▶ What to work on
Copy the items from their very first line through the line containing "x-tick-label: Subyacente: [320, 522, 432, 544]", keeping every line unchanged.
-- Start of Dataset rows --
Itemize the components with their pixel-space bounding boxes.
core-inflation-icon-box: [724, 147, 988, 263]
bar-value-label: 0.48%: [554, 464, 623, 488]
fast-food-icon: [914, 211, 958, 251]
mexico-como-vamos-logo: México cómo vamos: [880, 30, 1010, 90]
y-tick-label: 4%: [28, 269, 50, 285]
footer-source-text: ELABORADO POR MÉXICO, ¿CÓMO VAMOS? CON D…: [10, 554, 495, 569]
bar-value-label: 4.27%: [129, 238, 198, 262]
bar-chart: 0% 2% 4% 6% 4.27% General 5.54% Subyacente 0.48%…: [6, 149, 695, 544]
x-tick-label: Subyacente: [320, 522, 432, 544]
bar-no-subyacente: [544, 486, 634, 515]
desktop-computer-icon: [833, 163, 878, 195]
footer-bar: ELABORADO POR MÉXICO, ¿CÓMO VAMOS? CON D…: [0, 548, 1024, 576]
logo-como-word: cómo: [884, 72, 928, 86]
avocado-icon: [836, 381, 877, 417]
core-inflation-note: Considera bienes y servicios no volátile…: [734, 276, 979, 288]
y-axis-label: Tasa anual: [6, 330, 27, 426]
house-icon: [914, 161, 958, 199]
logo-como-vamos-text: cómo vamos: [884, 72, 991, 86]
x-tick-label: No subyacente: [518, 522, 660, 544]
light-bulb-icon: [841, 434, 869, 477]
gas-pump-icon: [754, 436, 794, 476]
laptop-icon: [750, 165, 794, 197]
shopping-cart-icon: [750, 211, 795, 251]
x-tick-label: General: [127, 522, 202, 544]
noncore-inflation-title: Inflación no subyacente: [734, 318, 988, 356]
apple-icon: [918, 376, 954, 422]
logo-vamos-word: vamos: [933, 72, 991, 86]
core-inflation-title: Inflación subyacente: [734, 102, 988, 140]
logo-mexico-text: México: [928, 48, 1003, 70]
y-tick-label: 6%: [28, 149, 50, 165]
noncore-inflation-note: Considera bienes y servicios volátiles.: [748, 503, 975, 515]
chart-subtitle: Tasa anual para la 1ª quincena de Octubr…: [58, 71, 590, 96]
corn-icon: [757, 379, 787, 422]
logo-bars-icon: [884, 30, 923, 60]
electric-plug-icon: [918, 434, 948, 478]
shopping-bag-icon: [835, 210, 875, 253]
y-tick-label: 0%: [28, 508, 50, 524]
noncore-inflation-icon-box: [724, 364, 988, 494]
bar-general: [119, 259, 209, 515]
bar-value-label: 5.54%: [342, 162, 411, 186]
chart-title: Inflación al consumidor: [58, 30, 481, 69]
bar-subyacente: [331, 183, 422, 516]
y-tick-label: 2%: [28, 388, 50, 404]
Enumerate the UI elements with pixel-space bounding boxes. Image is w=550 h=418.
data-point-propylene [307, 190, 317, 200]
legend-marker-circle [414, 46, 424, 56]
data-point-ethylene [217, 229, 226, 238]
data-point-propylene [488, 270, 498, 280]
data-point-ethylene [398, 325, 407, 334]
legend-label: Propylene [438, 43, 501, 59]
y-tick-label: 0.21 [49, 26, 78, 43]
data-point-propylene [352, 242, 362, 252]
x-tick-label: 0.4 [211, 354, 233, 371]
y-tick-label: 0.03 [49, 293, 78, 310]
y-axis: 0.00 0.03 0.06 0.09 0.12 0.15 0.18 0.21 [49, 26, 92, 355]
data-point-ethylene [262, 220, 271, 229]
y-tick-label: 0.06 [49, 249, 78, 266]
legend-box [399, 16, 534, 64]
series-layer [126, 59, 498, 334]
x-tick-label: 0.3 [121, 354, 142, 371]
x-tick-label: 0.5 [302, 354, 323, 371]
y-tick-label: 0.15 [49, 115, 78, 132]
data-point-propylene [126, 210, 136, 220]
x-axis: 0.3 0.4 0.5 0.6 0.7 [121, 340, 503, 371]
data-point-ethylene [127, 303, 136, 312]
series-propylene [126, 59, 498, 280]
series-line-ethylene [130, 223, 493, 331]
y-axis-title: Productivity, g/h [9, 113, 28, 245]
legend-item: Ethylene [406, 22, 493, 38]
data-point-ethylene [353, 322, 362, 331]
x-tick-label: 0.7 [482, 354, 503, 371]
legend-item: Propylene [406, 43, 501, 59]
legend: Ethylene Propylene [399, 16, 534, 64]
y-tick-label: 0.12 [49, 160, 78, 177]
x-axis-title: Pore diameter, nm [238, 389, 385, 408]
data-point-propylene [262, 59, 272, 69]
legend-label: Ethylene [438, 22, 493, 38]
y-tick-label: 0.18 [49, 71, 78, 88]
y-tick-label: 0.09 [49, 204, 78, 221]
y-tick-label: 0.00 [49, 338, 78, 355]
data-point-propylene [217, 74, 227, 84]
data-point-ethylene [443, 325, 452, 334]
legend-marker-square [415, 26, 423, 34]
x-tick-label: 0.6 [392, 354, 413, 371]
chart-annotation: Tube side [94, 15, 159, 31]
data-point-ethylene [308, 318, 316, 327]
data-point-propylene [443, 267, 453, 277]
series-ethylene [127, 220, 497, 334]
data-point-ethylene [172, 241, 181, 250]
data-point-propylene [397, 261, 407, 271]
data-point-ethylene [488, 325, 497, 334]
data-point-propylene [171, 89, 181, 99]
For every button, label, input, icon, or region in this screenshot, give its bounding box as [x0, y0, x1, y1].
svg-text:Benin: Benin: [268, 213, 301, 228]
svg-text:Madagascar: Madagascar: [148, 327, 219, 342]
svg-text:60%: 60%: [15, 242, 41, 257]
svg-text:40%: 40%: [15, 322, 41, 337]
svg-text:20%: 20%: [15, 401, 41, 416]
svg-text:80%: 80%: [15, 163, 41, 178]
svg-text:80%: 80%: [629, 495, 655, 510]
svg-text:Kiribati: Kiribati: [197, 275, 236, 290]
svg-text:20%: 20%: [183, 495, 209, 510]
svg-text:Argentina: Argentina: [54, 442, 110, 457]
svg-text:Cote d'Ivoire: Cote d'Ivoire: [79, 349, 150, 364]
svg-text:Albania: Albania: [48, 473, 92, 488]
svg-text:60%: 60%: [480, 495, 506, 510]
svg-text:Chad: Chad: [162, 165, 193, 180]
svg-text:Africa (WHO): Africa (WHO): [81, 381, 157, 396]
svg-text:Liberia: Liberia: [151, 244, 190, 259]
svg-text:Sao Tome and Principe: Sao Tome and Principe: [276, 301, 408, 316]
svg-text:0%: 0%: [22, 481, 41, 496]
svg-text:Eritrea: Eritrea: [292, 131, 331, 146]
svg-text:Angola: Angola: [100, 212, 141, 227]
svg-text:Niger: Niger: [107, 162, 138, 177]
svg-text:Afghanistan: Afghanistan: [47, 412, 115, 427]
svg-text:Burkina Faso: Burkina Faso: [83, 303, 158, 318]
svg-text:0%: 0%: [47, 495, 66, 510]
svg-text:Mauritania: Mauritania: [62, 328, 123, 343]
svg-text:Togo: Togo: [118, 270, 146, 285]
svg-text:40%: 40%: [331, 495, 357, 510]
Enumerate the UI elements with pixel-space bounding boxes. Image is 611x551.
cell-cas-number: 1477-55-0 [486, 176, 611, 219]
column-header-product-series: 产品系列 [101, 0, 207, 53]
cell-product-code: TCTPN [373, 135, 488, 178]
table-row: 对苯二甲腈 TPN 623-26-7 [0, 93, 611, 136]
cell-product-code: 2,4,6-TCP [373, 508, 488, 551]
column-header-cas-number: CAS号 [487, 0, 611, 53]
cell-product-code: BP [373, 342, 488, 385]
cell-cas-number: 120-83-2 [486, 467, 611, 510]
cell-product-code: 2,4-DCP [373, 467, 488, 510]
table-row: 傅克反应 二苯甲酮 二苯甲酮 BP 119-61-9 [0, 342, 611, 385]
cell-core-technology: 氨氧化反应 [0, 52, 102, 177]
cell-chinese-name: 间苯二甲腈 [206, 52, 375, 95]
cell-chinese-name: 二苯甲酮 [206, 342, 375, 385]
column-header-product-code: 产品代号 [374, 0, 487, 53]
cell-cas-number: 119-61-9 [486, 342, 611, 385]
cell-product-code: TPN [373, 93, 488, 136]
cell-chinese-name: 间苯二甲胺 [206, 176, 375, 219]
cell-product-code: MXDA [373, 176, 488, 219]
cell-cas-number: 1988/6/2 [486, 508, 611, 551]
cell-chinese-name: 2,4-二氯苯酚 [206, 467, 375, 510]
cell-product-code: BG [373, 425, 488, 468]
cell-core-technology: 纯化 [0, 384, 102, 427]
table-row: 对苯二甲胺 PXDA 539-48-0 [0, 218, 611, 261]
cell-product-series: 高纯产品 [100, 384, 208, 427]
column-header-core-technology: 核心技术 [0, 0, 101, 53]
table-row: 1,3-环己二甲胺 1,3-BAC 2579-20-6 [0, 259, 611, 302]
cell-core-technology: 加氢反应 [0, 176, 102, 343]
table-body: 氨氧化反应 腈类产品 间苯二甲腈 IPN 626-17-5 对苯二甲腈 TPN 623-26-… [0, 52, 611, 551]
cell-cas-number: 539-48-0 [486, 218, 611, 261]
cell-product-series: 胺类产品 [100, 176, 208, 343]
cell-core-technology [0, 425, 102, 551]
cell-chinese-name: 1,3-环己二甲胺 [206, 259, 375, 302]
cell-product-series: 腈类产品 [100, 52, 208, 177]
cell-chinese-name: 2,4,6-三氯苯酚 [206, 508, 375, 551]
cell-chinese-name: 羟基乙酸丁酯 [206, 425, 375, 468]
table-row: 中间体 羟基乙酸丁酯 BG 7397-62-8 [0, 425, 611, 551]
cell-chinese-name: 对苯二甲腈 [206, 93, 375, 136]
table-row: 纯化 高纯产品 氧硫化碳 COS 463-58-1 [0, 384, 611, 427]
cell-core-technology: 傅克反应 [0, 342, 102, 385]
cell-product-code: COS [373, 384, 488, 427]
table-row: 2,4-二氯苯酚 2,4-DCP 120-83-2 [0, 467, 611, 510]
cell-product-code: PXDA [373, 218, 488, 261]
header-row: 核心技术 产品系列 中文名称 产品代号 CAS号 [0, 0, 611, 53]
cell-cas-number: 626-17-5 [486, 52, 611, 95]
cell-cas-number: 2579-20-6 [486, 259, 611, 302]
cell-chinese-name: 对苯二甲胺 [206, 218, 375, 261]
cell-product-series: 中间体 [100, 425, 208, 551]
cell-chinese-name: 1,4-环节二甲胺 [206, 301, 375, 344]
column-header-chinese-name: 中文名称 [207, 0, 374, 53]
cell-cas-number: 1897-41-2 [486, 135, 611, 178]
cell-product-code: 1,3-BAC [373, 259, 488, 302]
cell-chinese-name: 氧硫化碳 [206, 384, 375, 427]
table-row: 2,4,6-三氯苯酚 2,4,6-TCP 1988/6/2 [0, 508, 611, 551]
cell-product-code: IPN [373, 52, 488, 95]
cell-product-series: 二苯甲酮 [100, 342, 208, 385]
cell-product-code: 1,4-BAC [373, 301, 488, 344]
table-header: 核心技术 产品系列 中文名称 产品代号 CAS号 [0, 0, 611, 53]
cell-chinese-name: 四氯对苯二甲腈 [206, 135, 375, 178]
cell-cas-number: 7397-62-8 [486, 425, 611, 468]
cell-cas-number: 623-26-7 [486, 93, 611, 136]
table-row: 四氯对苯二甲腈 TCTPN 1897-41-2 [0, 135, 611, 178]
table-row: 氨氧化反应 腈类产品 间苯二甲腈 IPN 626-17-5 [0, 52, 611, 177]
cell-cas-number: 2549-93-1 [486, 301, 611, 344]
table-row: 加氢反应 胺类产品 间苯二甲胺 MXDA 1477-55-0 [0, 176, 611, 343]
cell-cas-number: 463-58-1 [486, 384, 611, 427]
-- End of Dataset rows --
▶ Solution
Itemize the components with their pixel-space bounding boxes.
core-inflation-icon-box: [724, 147, 988, 263]
bar-value-label: 0.48%: [554, 464, 623, 488]
fast-food-icon: [914, 211, 958, 251]
mexico-como-vamos-logo: México cómo vamos: [880, 30, 1010, 90]
y-tick-label: 4%: [28, 269, 50, 285]
footer-source-text: ELABORADO POR MÉXICO, ¿CÓMO VAMOS? CON D…: [10, 554, 495, 569]
bar-value-label: 4.27%: [129, 238, 198, 262]
bar-chart: 0% 2% 4% 6% 4.27% General 5.54% Subyacente 0.48%…: [6, 149, 695, 544]
x-tick-label: Subyacente: [320, 522, 432, 544]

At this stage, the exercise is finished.